[Begin Records provided]

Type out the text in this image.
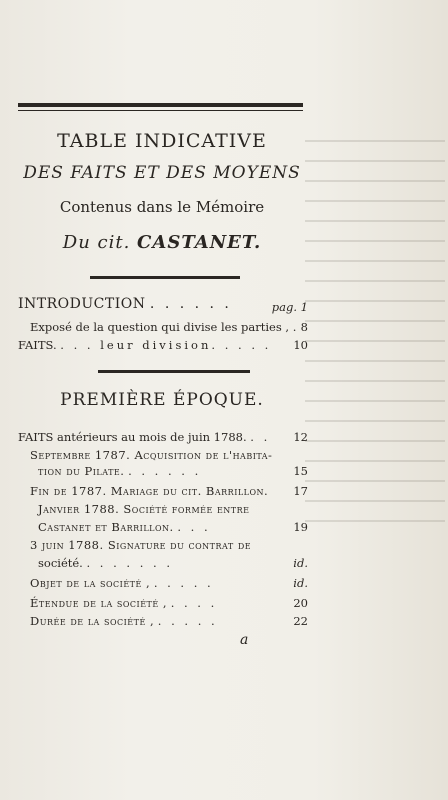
TABLE INDICATIVE
DES FAITS ET DES MOYENS
Contenus dans le Mémoire
Du cit. CASTANET.
INTRODUCTION . . . . . .	pag. 1
Exposé de la question qui divise les parties , . 8
FAITS. . . . leur division. . . . . 10
PREMIÈRE ÉPOQUE.
FAITS antérieurs au mois de juin 1788. . . 12
Septembre 1787. Acquisition de l'habita-
tion du Pilate. . . . . . .	15
Fin de 1787. Mariage du cit. Barrillon. 17
Janvier 1788. Société formée entre
Castanet et Barrillon. . . .	19
3 juin 1788. Signature du contrat de
société. . . . . . . .	id.
Objet de la société , . . . . .	id.
Étendue de la société , . . . .	20
Durée de la société , . . . . .	22
a
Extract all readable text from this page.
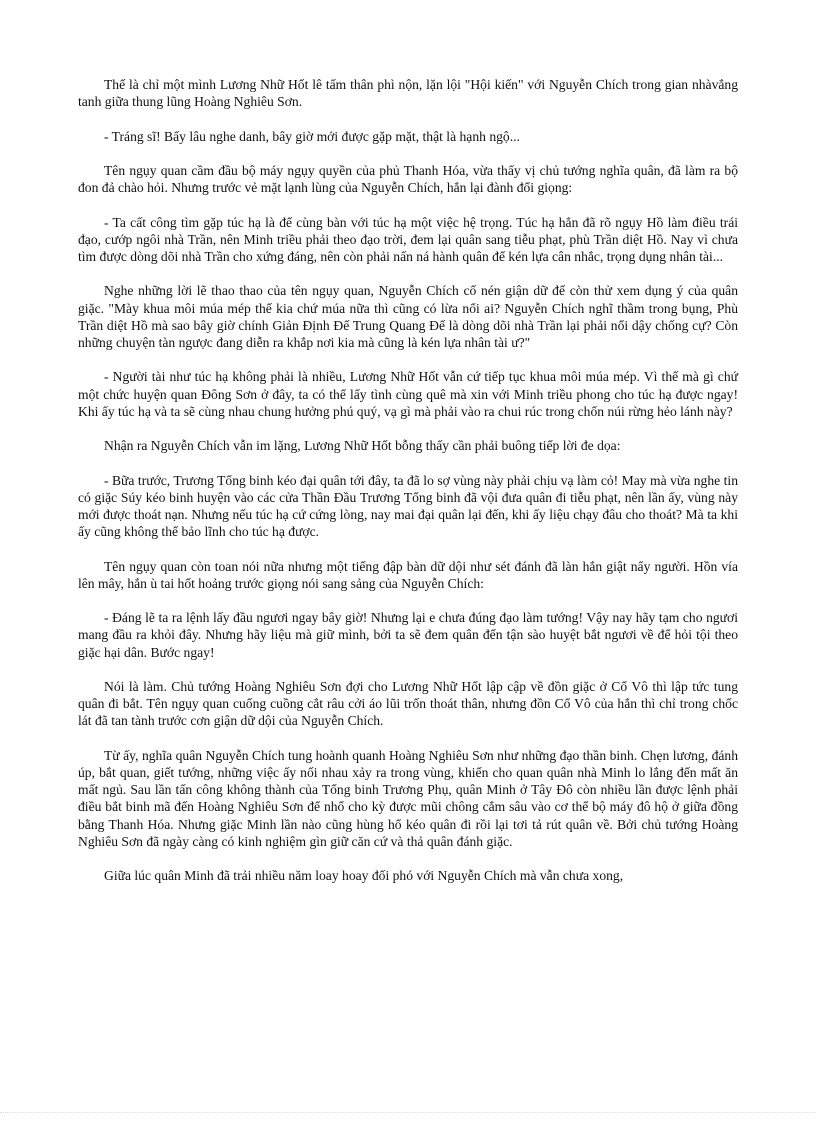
Thế là chỉ một mình Lương Nhữ Hốt lê tấm thân phì nộn, lặn lội "Hội kiến" với Nguyễn Chích trong gian nhàvắng tanh giữa thung lũng Hoàng Nghiêu Sơn.

- Tráng sĩ! Bấy lâu nghe danh, bây giờ mới được gặp mặt, thật là hạnh ngộ...

Tên ngụy quan cầm đầu bộ máy ngụy quyền của phủ Thanh Hóa, vừa thấy vị chủ tướng nghĩa quân, đã làm ra bộ đon đả chào hỏi. Nhưng trước vẻ mặt lạnh lùng của Nguyễn Chích, hắn lại đành đổi giọng:

- Ta cất công tìm gặp túc hạ là để cùng bàn với túc hạ một việc hệ trọng. Túc hạ hẳn đã rõ ngụy Hồ làm điều trái đạo, cướp ngôi nhà Trần, nên Minh triều phải theo đạo trời, đem lại quân sang tiễu phạt, phù Trần diệt Hồ. Nay vì chưa tìm được dòng dõi nhà Trần cho xứng đáng, nên còn phải nấn ná hành quân để kén lựa cân nhắc, trọng dụng nhân tài...

Nghe những lời lẽ thao thao của tên ngụy quan, Nguyễn Chích cố nén giận dữ để còn thử xem dụng ý của quân giặc. "Mày khua môi múa mép thế kia chứ múa nữa thì cũng có lừa nổi ai? Nguyễn Chích nghĩ thầm trong bụng, Phù Trần diệt Hồ mà sao bây giờ chính Giản Định Đế Trung Quang Đế là dòng dõi nhà Trần lại phải nổi dậy chống cự? Còn những chuyện tàn ngược đang diễn ra khắp nơi kia mà cũng là kén lựa nhân tài ư?"

- Người tài như túc hạ không phải là nhiều, Lương Nhữ Hốt vẫn cứ tiếp tục khua môi múa mép. Vì thế mà gì chứ một chức huyện quan Đông Sơn ở đây, ta có thể lấy tình cùng quê mà xin với Minh triều phong cho túc hạ được ngay! Khi ấy túc hạ và ta sẽ cùng nhau chung hưởng phú quý, vạ gì mà phải vào ra chui rúc trong chốn núi rừng hẻo lánh này?

Nhận ra Nguyễn Chích vẫn im lặng, Lương Nhữ Hốt bỗng thấy cần phải buông tiếp lời đe dọa:

- Bữa trước, Trương Tổng binh kéo đại quân tới đây, ta đã lo sợ vùng này phải chịu vạ làm cỏ! May mà vừa nghe tin có giặc Súy kéo binh huyện vào các cửa Thần Đầu Trương Tổng binh đã vội đưa quân đi tiễu phạt, nên lần ấy, vùng này mới được thoát nạn. Nhưng nếu túc hạ cứ cứng lòng, nay mai đại quân lại đến, khi ấy liệu chạy đâu cho thoát? Mà ta khi ấy cũng không thể bảo lĩnh cho túc hạ được.

Tên ngụy quan còn toan nói nữa nhưng một tiếng đập bàn dữ dội như sét đánh đã làn hắn giật nẩy người. Hồn vía lên mây, hắn ù tai hốt hoảng trước giọng nói sang sảng của Nguyễn Chích:

- Đáng lẽ ta ra lệnh lấy đầu ngươi ngay bây giờ! Nhưng lại e chưa đúng đạo làm tướng! Vậy nay hãy tạm cho ngươi mang đầu ra khỏi đây. Nhưng hãy liệu mà giữ mình, bởi ta sẽ đem quân đến tận sào huyệt bắt ngươi về để hỏi tội theo giặc hại dân. Bước ngay!

Nói là làm. Chủ tướng Hoàng Nghiêu Sơn đợi cho Lương Nhữ Hốt lập cập về đồn giặc ở Cổ Vô thì lập tức tung quân đi bắt. Tên ngụy quan cuống cuồng cắt râu cởi áo lũi trốn thoát thân, nhưng đồn Cổ Vô của hắn thì chỉ trong chốc lát đã tan tành trước cơn giận dữ dội của Nguyễn Chích.

Từ ấy, nghĩa quân Nguyễn Chích tung hoành quanh Hoàng Nghiêu Sơn như những đạo thần binh. Chẹn lương, đánh úp, bắt quan, giết tướng, những việc ấy nối nhau xảy ra trong vùng, khiến cho quan quân nhà Minh lo lắng đến mất ăn mất ngủ. Sau lần tấn công không thành của Tổng binh Trương Phụ, quân Minh ở Tây Đô còn nhiều lần được lệnh phải điều bắt binh mã đến Hoàng Nghiêu Sơn để nhổ cho kỳ được mũi chông cắm sâu vào cơ thể bộ máy đô hộ ở giữa đồng bằng Thanh Hóa. Nhưng giặc Minh lần nào cũng hùng hổ kéo quân đi rồi lại tơi tả rút quân về. Bởi chủ tướng Hoàng Nghiêu Sơn đã ngày càng có kinh nghiệm gìn giữ căn cứ và thả quân đánh giặc.

Giữa lúc quân Minh đã trải nhiều năm loay hoay đối phó với Nguyễn Chích mà vẫn chưa xong,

[End Records provided]

# Aim of the task
Reproduce the material above verbatim; omit every picture.

# Task result
Type out the text in this image.
TABLE INDICATIVE
DES FAITS ET DES MOYENS
Contenus dans le Mémoire
Du cit. CASTANET.
INTRODUCTION . . . . . .	pag. 1
Exposé de la question qui divise les parties , . 8
FAITS. . . . leur division. . . . . 10
PREMIÈRE ÉPOQUE.
FAITS antérieurs au mois de juin 1788. . . 12
Septembre 1787. Acquisition de l'habita-
tion du Pilate. . . . . . .	15
Fin de 1787. Mariage du cit. Barrillon. 17
Janvier 1788. Société formée entre
Castanet et Barrillon. . . .	19
3 juin 1788. Signature du contrat de
société. . . . . . . .	id.
Objet de la société , . . . . .	id.
Étendue de la société , . . . .	20
Durée de la société , . . . . .	22
a
Extract all readable text from this page.
Thế là chỉ một mình Lương Nhữ Hốt lê tấm thân phì nộn, lặn lội "Hội kiến" với Nguyễn Chích trong gian nhàvắng tanh giữa thung lũng Hoàng Nghiêu Sơn.

- Tráng sĩ! Bấy lâu nghe danh, bây giờ mới được gặp mặt, thật là hạnh ngộ...

Tên ngụy quan cầm đầu bộ máy ngụy quyền của phủ Thanh Hóa, vừa thấy vị chủ tướng nghĩa quân, đã làm ra bộ đon đả chào hỏi. Nhưng trước vẻ mặt lạnh lùng của Nguyễn Chích, hắn lại đành đổi giọng:

- Ta cất công tìm gặp túc hạ là để cùng bàn với túc hạ một việc hệ trọng. Túc hạ hẳn đã rõ ngụy Hồ làm điều trái đạo, cướp ngôi nhà Trần, nên Minh triều phải theo đạo trời, đem lại quân sang tiễu phạt, phù Trần diệt Hồ. Nay vì chưa tìm được dòng dõi nhà Trần cho xứng đáng, nên còn phải nấn ná hành quân để kén lựa cân nhắc, trọng dụng nhân tài...

Nghe những lời lẽ thao thao của tên ngụy quan, Nguyễn Chích cố nén giận dữ để còn thử xem dụng ý của quân giặc. "Mày khua môi múa mép thế kia chứ múa nữa thì cũng có lừa nổi ai? Nguyễn Chích nghĩ thầm trong bụng, Phù Trần diệt Hồ mà sao bây giờ chính Giản Định Đế Trung Quang Đế là dòng dõi nhà Trần lại phải nổi dậy chống cự? Còn những chuyện tàn ngược đang diễn ra khắp nơi kia mà cũng là kén lựa nhân tài ư?"

- Người tài như túc hạ không phải là nhiều, Lương Nhữ Hốt vẫn cứ tiếp tục khua môi múa mép. Vì thế mà gì chứ một chức huyện quan Đông Sơn ở đây, ta có thể lấy tình cùng quê mà xin với Minh triều phong cho túc hạ được ngay! Khi ấy túc hạ và ta sẽ cùng nhau chung hưởng phú quý, vạ gì mà phải vào ra chui rúc trong chốn núi rừng hẻo lánh này?

Nhận ra Nguyễn Chích vẫn im lặng, Lương Nhữ Hốt bỗng thấy cần phải buông tiếp lời đe dọa:

- Bữa trước, Trương Tổng binh kéo đại quân tới đây, ta đã lo sợ vùng này phải chịu vạ làm cỏ! May mà vừa nghe tin có giặc Súy kéo binh huyện vào các cửa Thần Đầu Trương Tổng binh đã vội đưa quân đi tiễu phạt, nên lần ấy, vùng này mới được thoát nạn. Nhưng nếu túc hạ cứ cứng lòng, nay mai đại quân lại đến, khi ấy liệu chạy đâu cho thoát? Mà ta khi ấy cũng không thể bảo lĩnh cho túc hạ được.

Tên ngụy quan còn toan nói nữa nhưng một tiếng đập bàn dữ dội như sét đánh đã làn hắn giật nẩy người. Hồn vía lên mây, hắn ù tai hốt hoảng trước giọng nói sang sảng của Nguyễn Chích:

- Đáng lẽ ta ra lệnh lấy đầu ngươi ngay bây giờ! Nhưng lại e chưa đúng đạo làm tướng! Vậy nay hãy tạm cho ngươi mang đầu ra khỏi đây. Nhưng hãy liệu mà giữ mình, bởi ta sẽ đem quân đến tận sào huyệt bắt ngươi về để hỏi tội theo giặc hại dân. Bước ngay!

Nói là làm. Chủ tướng Hoàng Nghiêu Sơn đợi cho Lương Nhữ Hốt lập cập về đồn giặc ở Cổ Vô thì lập tức tung quân đi bắt. Tên ngụy quan cuống cuồng cắt râu cởi áo lũi trốn thoát thân, nhưng đồn Cổ Vô của hắn thì chỉ trong chốc lát đã tan tành trước cơn giận dữ dội của Nguyễn Chích.

Từ ấy, nghĩa quân Nguyễn Chích tung hoành quanh Hoàng Nghiêu Sơn như những đạo thần binh. Chẹn lương, đánh úp, bắt quan, giết tướng, những việc ấy nối nhau xảy ra trong vùng, khiến cho quan quân nhà Minh lo lắng đến mất ăn mất ngủ. Sau lần tấn công không thành của Tổng binh Trương Phụ, quân Minh ở Tây Đô còn nhiều lần được lệnh phải điều bắt binh mã đến Hoàng Nghiêu Sơn để nhổ cho kỳ được mũi chông cắm sâu vào cơ thể bộ máy đô hộ ở giữa đồng bằng Thanh Hóa. Nhưng giặc Minh lần nào cũng hùng hổ kéo quân đi rồi lại tơi tả rút quân về. Bởi chủ tướng Hoàng Nghiêu Sơn đã ngày càng có kinh nghiệm gìn giữ căn cứ và thả quân đánh giặc.

Giữa lúc quân Minh đã trải nhiều năm loay hoay đối phó với Nguyễn Chích mà vẫn chưa xong,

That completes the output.